**TEXT PASSAGE**
The kind of buyer who is looking at $10k-$15k SUVs because that's what they can afford. The kind of buyer who has never changed their own oil, and has no intention of working on their own vehicle. ....there are those people out there. In fact, there are a lot of them. There are a lot of buyers who can now afford a Range Rover now, but shouldn't.

Call that bs/hate/trolling if you like, but I assure you it isn't.

Reading your posts does nothing but back up my statements. If you think replacing the timing chain, guides, and tensioners on '11 SC 5.0L is a job just anyone could perform, then I don't know what planet you're living on. But in my world, that's not a job for the faint of heart, and there is a very good reason most shops will charge you anywhere from $5k-$8k to do that job.

**DATASET EXCERPTS**
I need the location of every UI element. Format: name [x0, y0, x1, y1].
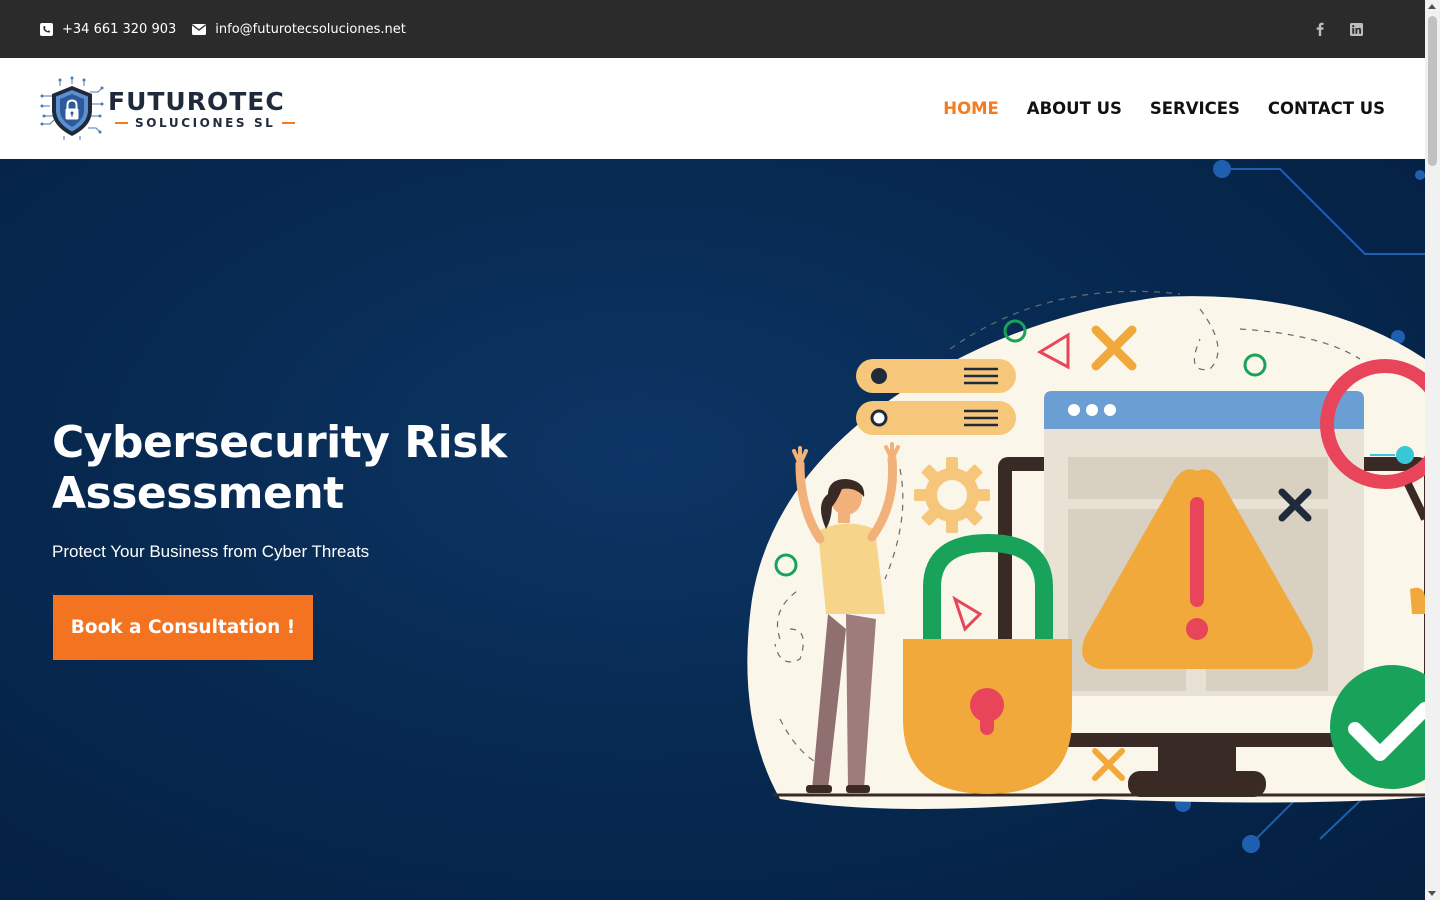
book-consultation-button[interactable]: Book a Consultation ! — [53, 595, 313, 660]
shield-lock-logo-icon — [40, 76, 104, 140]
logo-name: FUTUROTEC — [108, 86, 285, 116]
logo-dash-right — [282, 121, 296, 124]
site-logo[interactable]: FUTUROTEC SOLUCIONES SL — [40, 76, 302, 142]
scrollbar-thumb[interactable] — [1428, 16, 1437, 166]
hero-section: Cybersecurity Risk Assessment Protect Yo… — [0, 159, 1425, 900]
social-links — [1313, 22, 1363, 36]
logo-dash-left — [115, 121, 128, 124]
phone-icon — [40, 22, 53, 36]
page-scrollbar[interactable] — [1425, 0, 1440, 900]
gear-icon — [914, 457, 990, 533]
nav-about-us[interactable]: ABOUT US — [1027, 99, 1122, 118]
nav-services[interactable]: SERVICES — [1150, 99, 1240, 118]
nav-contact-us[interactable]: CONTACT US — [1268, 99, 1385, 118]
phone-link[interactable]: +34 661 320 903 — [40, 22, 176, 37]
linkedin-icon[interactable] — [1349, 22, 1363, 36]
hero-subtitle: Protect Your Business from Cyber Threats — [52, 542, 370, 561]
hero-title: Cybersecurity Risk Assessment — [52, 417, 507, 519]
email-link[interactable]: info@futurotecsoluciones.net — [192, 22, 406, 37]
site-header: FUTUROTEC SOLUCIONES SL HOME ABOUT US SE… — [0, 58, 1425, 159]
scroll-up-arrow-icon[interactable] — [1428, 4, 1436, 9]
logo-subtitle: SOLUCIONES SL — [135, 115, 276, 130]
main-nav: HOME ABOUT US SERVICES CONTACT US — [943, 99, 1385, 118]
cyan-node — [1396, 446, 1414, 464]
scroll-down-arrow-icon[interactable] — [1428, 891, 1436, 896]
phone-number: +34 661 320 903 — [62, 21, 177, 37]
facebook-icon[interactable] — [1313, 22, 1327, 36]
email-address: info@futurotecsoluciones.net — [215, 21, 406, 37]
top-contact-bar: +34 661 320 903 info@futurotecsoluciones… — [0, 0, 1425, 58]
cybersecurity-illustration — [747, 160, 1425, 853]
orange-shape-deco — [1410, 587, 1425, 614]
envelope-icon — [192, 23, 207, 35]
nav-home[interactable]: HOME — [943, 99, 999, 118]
* * *
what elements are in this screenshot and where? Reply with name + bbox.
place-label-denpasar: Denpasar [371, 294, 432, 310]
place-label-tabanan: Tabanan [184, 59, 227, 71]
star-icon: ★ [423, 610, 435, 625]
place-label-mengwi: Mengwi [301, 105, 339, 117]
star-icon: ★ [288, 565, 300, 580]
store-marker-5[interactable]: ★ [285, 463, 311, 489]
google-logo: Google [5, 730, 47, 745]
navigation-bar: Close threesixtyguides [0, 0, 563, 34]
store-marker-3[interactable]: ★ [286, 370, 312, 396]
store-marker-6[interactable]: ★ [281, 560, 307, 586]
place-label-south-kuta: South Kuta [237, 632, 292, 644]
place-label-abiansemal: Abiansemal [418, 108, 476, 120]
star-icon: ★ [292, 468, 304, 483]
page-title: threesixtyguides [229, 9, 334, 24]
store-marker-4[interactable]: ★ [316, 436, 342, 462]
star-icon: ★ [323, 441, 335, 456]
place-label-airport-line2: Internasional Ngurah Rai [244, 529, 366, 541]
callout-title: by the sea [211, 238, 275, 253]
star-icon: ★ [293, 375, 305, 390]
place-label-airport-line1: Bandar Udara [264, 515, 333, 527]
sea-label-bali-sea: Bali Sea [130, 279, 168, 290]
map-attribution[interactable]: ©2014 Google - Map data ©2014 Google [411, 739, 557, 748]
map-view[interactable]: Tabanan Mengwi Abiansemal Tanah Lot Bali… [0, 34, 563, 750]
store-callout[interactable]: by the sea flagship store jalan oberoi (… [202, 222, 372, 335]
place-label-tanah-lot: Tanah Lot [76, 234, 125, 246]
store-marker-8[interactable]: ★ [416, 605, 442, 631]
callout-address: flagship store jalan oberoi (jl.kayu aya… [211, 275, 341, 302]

**WHAT IS EXPECTED**
Decide whether each statement agrees with the Range Rover text, answering yes or no and quoting the words from the text that settle it. (a) The writer says only a small number of buyers fit the description given. (b) The writer admits the remarks are trolling. (c) The writer says most shops charge $5k-$8k to replace the timing chain, guides, and tensioners.

**RESULT OF THIS EXERCISE**
(a) No: "In fact, there are a lot of them."
(b) No: "Call that bs/hate/trolling if you like, but I assure you it isn't."
(c) Yes: "there is a very good reason most shops will charge you anywhere from $5k-$8k to do that job."